Giorgi Pantsulaia

Personal information
- Date of birth: 6 January 1994 (age 32)
- Place of birth: Tbilisi, Georgia
- Height: 1.81 m (5 ft 11 in)
- Position: Striker

Team information
- Current team: Kattaqorgon

Senior career*
- Years: Team / Apps / (Gls)
- 2011–2013: Torpedo Kutaisi / 40 / (5)
- 2014: Zestaponi / 26 / (3)
- 2015: Tskhinvali / 1 / (0)
- 2015–2017: Saburtalo / 45 / (12)
- 2017–2018: Dila Gori / 26 / (8)
- 2018: Samtredia / 8 / (4)
- 2019: Chikhura / 20 / (5)
- 2020: Torpedo Kutaisi / 17 / (7)
- 2021–2022: Dinamo Batumi / 64 / (19)
- 2023: Kaspiy / 13 / (6)
- 2023: Torpedo Kutaisi / 13 / (3)
- 2024: Samgurali / 12 / (6)
- 2024: Zhenis / 12 / (1)
- 2025–2026: Samgurali / 35 / (17)
- 2026–: Kattaqorgon / 0 / (0)

International career^{‡}
- 2010–2011: Georgia U17 / 4 / (0)
- 2012–2013: Georgia U19 / 7 / (2)
- 2013–2015: Georgia U21 / 8 / (0)

= Giorgi Pantsulaia =

Georgian footballer (born 1994)

Giorgi Pantsulaia (გიორგი ფანცულაია; born 6 January 1994) is a Georgian professional footballer who plays as a forward for Uzbekistan Pro League club Kattaqorgon.

Pantsulaia is the son of Mamuka Pantsulaia, a joint top scorer of the inaugural season of the Georgian championship and participant of the national team's historic first official match.

Giorgi Pantsulaia was a squad member of national youth teams, including in 2013 UEFA European Under-19 Championship. He has won the Erovnuli Liga and Georgian Super Cup with Dinamo Batumi.

==Career==
Panstulaia started his professional Torpedo Kutaisi at the age of 17. In a first top-league game against Kolkheti Poti he came off the bench to replace Revaz Gotsiridze on 8 March 2012. On 20 May 2012, the young forward netted his first goal in a 3–2 win over Dila Gori. His brace in a dramatic 5–4 victory over the same opponents the next season sealed the third place for Torpedo in 2013.

At the end of the 2014–15 season Pantsulaia signed a two-year contract with newly promoted club Saburtalo Tbilisi.

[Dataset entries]

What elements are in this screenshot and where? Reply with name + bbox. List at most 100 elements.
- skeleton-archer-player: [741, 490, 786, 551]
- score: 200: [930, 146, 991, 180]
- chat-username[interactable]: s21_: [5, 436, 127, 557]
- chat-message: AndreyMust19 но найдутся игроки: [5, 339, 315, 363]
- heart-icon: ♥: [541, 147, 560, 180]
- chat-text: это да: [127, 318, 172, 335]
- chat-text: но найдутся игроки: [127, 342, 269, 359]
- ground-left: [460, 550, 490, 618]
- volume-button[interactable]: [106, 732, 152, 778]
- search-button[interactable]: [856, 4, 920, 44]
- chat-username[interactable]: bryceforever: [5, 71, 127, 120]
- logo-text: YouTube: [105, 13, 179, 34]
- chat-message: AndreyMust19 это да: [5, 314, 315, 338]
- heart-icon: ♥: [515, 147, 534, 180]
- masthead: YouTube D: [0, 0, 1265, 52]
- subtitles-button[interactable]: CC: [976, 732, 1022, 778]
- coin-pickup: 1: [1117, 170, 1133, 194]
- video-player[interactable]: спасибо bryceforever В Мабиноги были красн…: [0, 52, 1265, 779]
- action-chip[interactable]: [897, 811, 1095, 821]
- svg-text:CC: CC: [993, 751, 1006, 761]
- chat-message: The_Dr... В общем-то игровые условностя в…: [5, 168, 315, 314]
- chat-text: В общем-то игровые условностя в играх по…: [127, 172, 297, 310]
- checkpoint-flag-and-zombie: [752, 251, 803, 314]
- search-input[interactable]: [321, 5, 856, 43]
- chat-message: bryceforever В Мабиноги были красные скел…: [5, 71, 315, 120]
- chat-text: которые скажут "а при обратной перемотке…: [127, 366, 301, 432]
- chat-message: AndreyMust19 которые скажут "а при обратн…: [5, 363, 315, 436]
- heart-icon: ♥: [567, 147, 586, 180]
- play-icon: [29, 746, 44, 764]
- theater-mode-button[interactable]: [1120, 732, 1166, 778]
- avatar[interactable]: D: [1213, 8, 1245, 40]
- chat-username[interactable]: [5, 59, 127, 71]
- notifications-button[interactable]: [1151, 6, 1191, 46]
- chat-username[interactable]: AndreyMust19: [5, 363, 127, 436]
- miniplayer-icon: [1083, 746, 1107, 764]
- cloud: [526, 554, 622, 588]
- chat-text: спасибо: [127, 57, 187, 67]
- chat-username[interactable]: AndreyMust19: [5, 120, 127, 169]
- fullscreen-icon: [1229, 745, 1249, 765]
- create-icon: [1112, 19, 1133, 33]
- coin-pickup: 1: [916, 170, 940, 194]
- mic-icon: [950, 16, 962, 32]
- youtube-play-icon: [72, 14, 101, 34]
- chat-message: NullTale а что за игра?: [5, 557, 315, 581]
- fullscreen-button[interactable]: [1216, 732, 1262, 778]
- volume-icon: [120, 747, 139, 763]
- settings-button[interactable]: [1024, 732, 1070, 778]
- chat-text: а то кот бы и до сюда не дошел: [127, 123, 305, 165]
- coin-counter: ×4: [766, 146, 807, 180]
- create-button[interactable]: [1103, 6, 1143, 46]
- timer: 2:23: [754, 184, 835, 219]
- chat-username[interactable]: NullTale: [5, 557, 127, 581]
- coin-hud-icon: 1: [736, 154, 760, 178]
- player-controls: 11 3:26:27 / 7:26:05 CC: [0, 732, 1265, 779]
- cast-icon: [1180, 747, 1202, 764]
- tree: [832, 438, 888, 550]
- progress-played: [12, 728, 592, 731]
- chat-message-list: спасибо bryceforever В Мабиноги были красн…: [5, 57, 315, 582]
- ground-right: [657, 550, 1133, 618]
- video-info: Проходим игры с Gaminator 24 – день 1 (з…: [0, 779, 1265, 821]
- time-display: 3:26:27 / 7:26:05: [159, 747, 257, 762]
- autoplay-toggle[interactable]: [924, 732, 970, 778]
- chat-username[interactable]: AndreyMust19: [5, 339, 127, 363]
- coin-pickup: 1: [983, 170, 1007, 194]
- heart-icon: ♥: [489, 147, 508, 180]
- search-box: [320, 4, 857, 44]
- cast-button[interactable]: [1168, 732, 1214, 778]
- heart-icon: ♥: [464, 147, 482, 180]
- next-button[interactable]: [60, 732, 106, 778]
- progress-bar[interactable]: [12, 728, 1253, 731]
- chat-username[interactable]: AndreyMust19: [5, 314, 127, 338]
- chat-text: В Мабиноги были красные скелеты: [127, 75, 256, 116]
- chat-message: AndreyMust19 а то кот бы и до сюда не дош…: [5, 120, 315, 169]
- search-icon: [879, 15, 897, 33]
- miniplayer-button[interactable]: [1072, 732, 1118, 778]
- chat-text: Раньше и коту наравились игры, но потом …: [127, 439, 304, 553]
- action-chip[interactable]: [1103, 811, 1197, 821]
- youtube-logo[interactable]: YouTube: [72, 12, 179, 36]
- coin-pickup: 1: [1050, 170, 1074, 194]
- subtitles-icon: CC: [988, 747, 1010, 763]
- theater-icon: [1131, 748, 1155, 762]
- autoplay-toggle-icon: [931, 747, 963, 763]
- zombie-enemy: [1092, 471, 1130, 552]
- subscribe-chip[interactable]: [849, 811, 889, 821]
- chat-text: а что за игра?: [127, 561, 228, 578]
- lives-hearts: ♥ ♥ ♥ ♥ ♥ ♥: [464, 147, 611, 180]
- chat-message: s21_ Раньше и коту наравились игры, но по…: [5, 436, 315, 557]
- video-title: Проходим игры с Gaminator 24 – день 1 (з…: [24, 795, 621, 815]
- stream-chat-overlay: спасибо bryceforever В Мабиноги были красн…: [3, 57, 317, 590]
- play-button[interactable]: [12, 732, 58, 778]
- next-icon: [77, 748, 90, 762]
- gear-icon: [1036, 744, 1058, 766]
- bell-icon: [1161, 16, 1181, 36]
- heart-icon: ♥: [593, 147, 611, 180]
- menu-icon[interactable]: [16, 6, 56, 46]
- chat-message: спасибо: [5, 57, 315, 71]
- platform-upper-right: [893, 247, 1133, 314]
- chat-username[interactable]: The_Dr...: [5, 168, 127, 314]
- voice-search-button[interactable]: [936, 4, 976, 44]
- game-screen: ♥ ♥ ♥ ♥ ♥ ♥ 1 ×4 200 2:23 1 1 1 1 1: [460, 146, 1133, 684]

__Required action A__: Check three statements against the Giorgi Pantsulaia article: (i) he scored his first goal against Dila Gori; (ii) he signed a three-year contract with Saburtalo Tbilisi; (iii) his father was a joint top scorer of the Georgian championship's inaugural season. For each, answer yes or no and quote the deciding words from the article.
__Required action B__: Rewrite the Giorgi Pantsulaia article from "- 2019: Chikhura" to "U19 / 7 / (2)", renaming "Samgurali" as "Samgurali Tskaltubo".
__Required action C__: Take the Giorgi Pantsulaia article further, starting right after its last sentence.

__Exercise result A__:
(i) Yes: "On 20 May 2012, the young forward netted his first goal in a 3–2 win over Dila Gori."
(ii) No: "Pantsulaia signed a two-year contract with newly promoted club Saburtalo Tbilisi."
(iii) Yes: "a joint top scorer of the inaugural season of the Georgian championship"

__Exercise result B__:
- 2019: Chikhura / 20 / (5)
- 2020: Torpedo Kutaisi / 17 / (7)
- 2021–2022: Dinamo Batumi / 64 / (19)
- 2023: Kaspiy / 13 / (6)
- 2023: Torpedo Kutaisi / 13 / (3)
- 2024: Samgurali Tskaltubo / 12 / (6)
- 2024: Zhenis / 12 / (1)
- 2025–2026: Samgurali Tskaltubo / 35 / (17)
- 2026–: Kattaqorgon / 0 / (0)

International career^{‡}
- 2010–2011: Georgia U17 / 4 / (0)
- 2012–2013: Georgia U19 / 7 / (2)

__Exercise result C__:
Panstulaia returned to Torpedo in 2020 and took part in 17 out of 18 games of the season shortened by COVID-19. In early 2021, he moved to Dinamo Batumi on a two-year deal. In the same year, he won the league title followed by the Georgian Super Cup. Following this season, Pansulaia was included in Team of the Year.

Pantsulaia's first tenure with a foreign club was short-lived. He played with Kazakh side Kaspiy several months only, his contract being terminated on mutual agreement. He was among those eight foreign players who decided to part ways with the club due to some financial issues.

In July 2023, he joined Torpedo Kutaisi for the third time.

In early April 2024, Pantsulaia signed a season-long contract with Samgurali, although left the club in the summer break despite being among the top five scorers of the season. Following a brief spell at Kazakh club Zhenis, he returned to Samgurali in January 2025. With 17 goals netted in 2025, Pantsulaia finished as a runner-up among the league topscorers. The Erovnuli Liga consequently named him in Team of the Year for the second time.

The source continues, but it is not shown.